Reproduce the rows verbatim, from the first row through the row containing "101, 186, 111]".

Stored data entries

^^^^^^^^

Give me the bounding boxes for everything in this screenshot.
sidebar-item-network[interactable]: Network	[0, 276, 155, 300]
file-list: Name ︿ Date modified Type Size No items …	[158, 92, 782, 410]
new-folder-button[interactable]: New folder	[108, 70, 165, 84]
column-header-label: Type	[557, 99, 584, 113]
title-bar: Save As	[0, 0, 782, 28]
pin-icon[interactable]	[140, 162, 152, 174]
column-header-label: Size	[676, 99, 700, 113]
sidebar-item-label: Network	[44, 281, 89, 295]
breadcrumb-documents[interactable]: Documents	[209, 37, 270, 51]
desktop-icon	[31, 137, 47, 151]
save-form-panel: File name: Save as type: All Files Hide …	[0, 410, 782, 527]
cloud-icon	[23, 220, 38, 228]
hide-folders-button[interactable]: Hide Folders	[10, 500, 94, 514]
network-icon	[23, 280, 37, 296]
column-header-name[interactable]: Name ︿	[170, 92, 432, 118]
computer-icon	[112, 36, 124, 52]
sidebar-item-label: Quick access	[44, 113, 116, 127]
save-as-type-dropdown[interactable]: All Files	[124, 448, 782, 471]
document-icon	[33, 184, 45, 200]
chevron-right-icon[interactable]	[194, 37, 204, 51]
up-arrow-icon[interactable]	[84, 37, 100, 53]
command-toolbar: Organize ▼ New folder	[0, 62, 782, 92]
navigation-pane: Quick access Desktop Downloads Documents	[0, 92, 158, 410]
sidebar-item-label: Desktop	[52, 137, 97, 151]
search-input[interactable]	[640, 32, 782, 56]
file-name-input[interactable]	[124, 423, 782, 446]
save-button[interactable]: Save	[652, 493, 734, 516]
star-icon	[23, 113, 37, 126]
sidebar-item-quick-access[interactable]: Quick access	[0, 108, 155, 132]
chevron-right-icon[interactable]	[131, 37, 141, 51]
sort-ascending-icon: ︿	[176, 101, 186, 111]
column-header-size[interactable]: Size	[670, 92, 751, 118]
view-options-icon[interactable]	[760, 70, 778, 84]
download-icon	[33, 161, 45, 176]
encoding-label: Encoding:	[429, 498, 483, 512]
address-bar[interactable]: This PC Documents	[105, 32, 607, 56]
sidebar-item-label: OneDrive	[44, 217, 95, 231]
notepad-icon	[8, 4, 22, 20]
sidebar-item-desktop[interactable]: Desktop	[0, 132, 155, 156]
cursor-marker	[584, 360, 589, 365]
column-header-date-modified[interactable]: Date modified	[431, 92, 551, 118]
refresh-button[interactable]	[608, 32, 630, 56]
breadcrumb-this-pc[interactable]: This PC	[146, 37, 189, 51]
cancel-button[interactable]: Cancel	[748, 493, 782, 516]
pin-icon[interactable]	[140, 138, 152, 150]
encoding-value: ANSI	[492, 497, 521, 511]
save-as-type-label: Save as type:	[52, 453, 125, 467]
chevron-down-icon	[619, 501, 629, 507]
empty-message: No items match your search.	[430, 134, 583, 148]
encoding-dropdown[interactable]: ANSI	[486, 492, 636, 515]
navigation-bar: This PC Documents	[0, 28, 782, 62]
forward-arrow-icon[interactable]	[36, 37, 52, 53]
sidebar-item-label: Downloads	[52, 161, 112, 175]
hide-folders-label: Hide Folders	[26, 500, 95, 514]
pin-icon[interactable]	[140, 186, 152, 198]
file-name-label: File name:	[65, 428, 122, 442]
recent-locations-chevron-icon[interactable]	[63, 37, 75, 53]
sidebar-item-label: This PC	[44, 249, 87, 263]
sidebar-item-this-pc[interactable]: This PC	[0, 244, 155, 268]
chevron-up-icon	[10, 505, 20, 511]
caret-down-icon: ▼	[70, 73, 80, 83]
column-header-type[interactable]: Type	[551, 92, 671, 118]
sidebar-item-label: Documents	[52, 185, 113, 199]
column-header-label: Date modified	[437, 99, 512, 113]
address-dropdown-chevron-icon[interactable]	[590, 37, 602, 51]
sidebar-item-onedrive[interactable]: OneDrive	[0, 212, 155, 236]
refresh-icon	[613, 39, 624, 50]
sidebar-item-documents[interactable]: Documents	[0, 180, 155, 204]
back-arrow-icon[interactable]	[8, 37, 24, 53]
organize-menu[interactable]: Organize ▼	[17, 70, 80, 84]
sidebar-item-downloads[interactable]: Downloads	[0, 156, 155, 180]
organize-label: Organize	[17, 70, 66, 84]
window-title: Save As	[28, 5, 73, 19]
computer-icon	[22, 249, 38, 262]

^^^^^^^^

The completed task:
Give me the bounding boxes for everything in this screenshot.
sidebar-item-network[interactable]: Network	[0, 276, 155, 300]
file-list: Name ︿ Date modified Type Size No items …	[158, 92, 782, 410]
new-folder-button[interactable]: New folder	[108, 70, 165, 84]
column-header-label: Type	[557, 99, 584, 113]
title-bar: Save As	[0, 0, 782, 28]
pin-icon[interactable]	[140, 162, 152, 174]
column-header-label: Size	[676, 99, 700, 113]
sidebar-item-label: Network	[44, 281, 89, 295]
breadcrumb-documents[interactable]: Documents	[209, 37, 270, 51]
desktop-icon	[31, 137, 47, 151]
save-form-panel: File name: Save as type: All Files Hide …	[0, 410, 782, 527]
cloud-icon	[23, 220, 38, 228]
hide-folders-button[interactable]: Hide Folders	[10, 500, 94, 514]
network-icon	[23, 280, 37, 296]
column-header-name[interactable]: Name ︿	[170, 92, 432, 118]
computer-icon	[112, 36, 124, 52]
sidebar-item-label: Quick access	[44, 113, 116, 127]
save-as-type-dropdown[interactable]: All Files	[124, 448, 782, 471]
document-icon	[33, 184, 45, 200]
chevron-right-icon[interactable]	[194, 37, 204, 51]
up-arrow-icon[interactable]	[84, 37, 100, 53]
command-toolbar: Organize ▼ New folder	[0, 62, 782, 92]
navigation-pane: Quick access Desktop Downloads Documents	[0, 92, 158, 410]
sidebar-item-label: Desktop	[52, 137, 97, 151]
search-input[interactable]	[640, 32, 782, 56]
file-name-input[interactable]	[124, 423, 782, 446]
save-button[interactable]: Save	[652, 493, 734, 516]
star-icon	[23, 113, 37, 126]
sidebar-item-quick-access[interactable]: Quick access	[0, 108, 155, 132]
chevron-right-icon[interactable]	[131, 37, 141, 51]
sort-ascending-icon: ︿	[176, 101, 186, 111]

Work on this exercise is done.